### Record set
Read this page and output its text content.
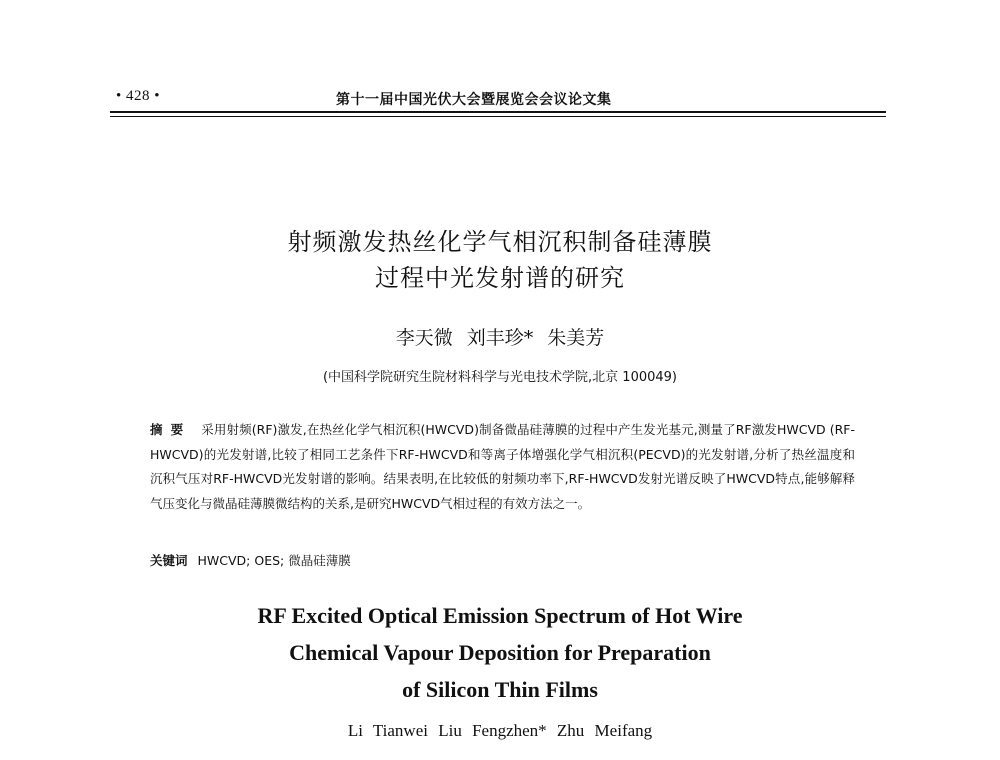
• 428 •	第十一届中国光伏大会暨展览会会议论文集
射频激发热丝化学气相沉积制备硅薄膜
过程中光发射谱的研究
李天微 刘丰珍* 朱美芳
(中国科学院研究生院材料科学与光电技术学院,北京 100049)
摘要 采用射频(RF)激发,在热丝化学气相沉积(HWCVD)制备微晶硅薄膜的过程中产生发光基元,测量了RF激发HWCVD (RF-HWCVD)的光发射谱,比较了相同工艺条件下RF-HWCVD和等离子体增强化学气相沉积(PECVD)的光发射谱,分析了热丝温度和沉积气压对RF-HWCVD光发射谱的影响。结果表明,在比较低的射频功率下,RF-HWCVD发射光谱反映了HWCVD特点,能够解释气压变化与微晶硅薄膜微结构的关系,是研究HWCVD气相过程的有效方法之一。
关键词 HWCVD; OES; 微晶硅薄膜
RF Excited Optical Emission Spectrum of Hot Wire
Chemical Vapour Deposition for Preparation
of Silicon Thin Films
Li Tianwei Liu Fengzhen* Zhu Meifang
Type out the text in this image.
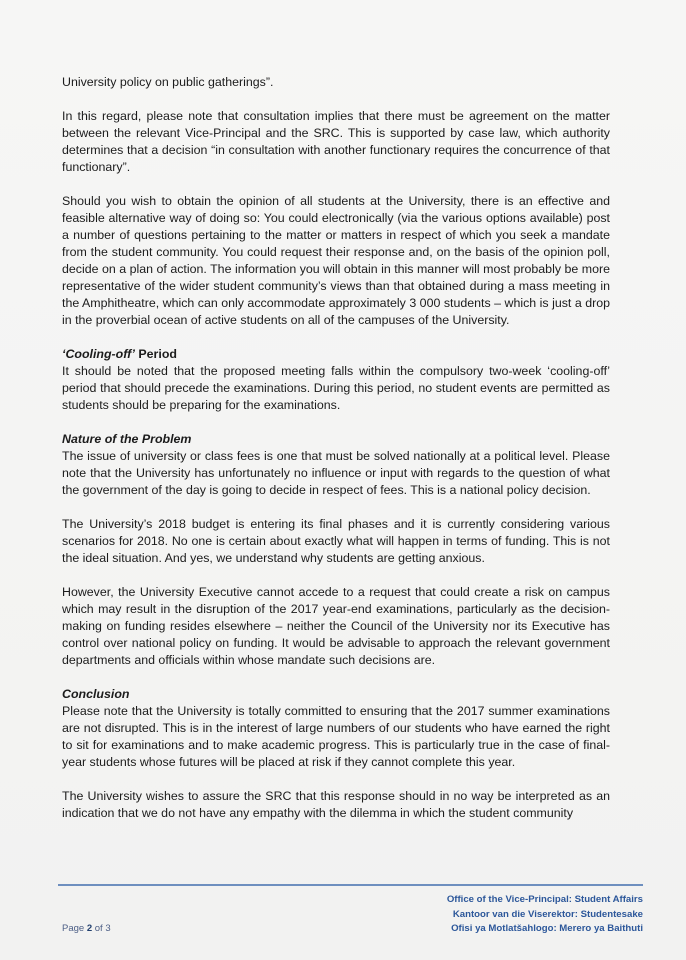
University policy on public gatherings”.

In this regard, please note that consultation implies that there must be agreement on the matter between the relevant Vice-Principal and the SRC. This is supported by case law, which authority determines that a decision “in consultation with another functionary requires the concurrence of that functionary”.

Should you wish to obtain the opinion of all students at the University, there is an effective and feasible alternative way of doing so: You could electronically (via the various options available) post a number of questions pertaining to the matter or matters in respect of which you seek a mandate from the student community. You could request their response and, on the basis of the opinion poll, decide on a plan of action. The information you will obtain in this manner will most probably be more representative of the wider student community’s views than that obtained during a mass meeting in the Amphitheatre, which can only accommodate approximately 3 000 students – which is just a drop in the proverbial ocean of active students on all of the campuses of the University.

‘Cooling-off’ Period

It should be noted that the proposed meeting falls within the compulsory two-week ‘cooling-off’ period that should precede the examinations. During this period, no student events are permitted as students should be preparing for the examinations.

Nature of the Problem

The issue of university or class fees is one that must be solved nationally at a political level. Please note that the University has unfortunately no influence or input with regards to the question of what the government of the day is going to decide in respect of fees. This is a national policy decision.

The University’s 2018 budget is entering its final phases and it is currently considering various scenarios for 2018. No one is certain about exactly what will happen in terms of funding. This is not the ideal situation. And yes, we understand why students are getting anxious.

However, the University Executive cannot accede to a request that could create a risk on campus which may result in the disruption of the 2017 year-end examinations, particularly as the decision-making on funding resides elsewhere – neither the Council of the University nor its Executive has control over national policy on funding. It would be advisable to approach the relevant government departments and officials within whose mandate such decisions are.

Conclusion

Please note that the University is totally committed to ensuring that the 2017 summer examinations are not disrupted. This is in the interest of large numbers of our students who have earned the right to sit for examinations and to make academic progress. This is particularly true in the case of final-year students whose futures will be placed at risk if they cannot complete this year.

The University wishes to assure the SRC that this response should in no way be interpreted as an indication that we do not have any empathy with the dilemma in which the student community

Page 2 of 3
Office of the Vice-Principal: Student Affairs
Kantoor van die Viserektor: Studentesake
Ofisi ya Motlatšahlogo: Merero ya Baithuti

### What needs to be done
Output the material word for word, omitting its pictures.

### Full output
Read this page and output its text content.
• 428 •	第十一届中国光伏大会暨展览会会议论文集
射频激发热丝化学气相沉积制备硅薄膜
过程中光发射谱的研究
李天微 刘丰珍* 朱美芳
(中国科学院研究生院材料科学与光电技术学院,北京 100049)
摘要 采用射频(RF)激发,在热丝化学气相沉积(HWCVD)制备微晶硅薄膜的过程中产生发光基元,测量了RF激发HWCVD (RF-HWCVD)的光发射谱,比较了相同工艺条件下RF-HWCVD和等离子体增强化学气相沉积(PECVD)的光发射谱,分析了热丝温度和沉积气压对RF-HWCVD光发射谱的影响。结果表明,在比较低的射频功率下,RF-HWCVD发射光谱反映了HWCVD特点,能够解释气压变化与微晶硅薄膜微结构的关系,是研究HWCVD气相过程的有效方法之一。
关键词 HWCVD; OES; 微晶硅薄膜
RF Excited Optical Emission Spectrum of Hot Wire
Chemical Vapour Deposition for Preparation
of Silicon Thin Films
Li Tianwei Liu Fengzhen* Zhu Meifang
Type out the text in this image.
University policy on public gatherings”.

In this regard, please note that consultation implies that there must be agreement on the matter between the relevant Vice-Principal and the SRC. This is supported by case law, which authority determines that a decision “in consultation with another functionary requires the concurrence of that functionary”.

Should you wish to obtain the opinion of all students at the University, there is an effective and feasible alternative way of doing so: You could electronically (via the various options available) post a number of questions pertaining to the matter or matters in respect of which you seek a mandate from the student community. You could request their response and, on the basis of the opinion poll, decide on a plan of action. The information you will obtain in this manner will most probably be more representative of the wider student community’s views than that obtained during a mass meeting in the Amphitheatre, which can only accommodate approximately 3 000 students – which is just a drop in the proverbial ocean of active students on all of the campuses of the University.

‘Cooling-off’ Period

It should be noted that the proposed meeting falls within the compulsory two-week ‘cooling-off’ period that should precede the examinations. During this period, no student events are permitted as students should be preparing for the examinations.

Nature of the Problem

The issue of university or class fees is one that must be solved nationally at a political level. Please note that the University has unfortunately no influence or input with regards to the question of what the government of the day is going to decide in respect of fees. This is a national policy decision.

The University’s 2018 budget is entering its final phases and it is currently considering various scenarios for 2018. No one is certain about exactly what will happen in terms of funding. This is not the ideal situation. And yes, we understand why students are getting anxious.

However, the University Executive cannot accede to a request that could create a risk on campus which may result in the disruption of the 2017 year-end examinations, particularly as the decision-making on funding resides elsewhere – neither the Council of the University nor its Executive has control over national policy on funding. It would be advisable to approach the relevant government departments and officials within whose mandate such decisions are.

Conclusion

Please note that the University is totally committed to ensuring that the 2017 summer examinations are not disrupted. This is in the interest of large numbers of our students who have earned the right to sit for examinations and to make academic progress. This is particularly true in the case of final-year students whose futures will be placed at risk if they cannot complete this year.

The University wishes to assure the SRC that this response should in no way be interpreted as an indication that we do not have any empathy with the dilemma in which the student community

Page 2 of 3
Office of the Vice-Principal: Student Affairs
Kantoor van die Viserektor: Studentesake
Ofisi ya Motlatšahlogo: Merero ya Baithuti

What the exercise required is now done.